◆ Required task ◆
Copy each line of the data below with the word "arrow".

◆ Exercise inputs ◆
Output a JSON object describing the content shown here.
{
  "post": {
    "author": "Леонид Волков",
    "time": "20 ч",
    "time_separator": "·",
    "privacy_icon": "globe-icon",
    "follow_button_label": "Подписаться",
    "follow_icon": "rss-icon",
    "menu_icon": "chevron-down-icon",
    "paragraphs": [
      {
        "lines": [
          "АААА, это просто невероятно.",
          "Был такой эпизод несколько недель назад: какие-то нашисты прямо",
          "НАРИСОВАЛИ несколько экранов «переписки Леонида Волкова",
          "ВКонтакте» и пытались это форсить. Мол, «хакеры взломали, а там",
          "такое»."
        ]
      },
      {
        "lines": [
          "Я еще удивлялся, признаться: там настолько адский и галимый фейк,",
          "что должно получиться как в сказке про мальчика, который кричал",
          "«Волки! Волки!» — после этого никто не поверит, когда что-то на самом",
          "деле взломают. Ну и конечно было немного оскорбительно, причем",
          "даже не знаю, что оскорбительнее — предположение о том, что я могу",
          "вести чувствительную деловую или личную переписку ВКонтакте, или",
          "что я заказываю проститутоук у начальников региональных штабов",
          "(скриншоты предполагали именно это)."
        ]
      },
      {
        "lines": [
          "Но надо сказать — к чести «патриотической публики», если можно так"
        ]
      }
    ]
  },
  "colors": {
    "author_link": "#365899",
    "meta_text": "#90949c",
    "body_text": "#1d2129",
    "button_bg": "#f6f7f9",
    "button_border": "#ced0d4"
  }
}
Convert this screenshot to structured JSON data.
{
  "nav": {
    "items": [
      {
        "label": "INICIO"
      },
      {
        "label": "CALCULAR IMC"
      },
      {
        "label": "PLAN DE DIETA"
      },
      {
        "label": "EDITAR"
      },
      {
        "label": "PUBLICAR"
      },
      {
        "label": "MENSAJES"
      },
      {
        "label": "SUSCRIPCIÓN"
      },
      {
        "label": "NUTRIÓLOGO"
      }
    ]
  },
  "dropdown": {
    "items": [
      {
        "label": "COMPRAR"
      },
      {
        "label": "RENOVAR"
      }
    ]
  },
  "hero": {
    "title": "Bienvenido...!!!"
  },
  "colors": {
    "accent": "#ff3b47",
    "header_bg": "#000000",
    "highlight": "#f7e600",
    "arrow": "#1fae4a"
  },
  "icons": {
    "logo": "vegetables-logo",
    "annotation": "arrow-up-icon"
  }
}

◆ Reply to the task ◆
    "arrow": "#1fae4a"
    "annotation": "arrow-up-icon"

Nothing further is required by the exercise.